[Rows from a figure dataset]
● ● ● ● ●

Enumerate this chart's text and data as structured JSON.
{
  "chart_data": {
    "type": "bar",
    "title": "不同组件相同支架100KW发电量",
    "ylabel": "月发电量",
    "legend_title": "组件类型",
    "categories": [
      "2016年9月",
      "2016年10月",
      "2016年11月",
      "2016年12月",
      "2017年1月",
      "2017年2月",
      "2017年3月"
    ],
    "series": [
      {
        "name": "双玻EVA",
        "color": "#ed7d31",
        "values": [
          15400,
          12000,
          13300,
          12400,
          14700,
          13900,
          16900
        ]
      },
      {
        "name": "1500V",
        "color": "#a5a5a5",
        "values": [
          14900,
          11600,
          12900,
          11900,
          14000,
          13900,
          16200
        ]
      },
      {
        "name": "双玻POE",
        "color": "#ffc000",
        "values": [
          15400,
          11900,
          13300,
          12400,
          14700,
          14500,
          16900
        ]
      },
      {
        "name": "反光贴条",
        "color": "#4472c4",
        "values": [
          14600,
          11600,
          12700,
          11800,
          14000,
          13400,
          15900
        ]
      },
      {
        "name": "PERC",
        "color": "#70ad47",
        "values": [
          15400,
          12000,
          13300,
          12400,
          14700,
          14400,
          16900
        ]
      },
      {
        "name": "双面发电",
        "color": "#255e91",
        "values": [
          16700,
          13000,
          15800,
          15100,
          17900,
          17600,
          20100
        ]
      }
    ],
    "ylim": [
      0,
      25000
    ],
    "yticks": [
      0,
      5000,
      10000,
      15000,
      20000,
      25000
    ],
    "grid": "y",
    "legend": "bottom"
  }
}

● ● ● ● ●

STATED EXERCISE
Only the number is wanted: how many lines of the data contain the word "name"?

PROBLEM SOLUTION
6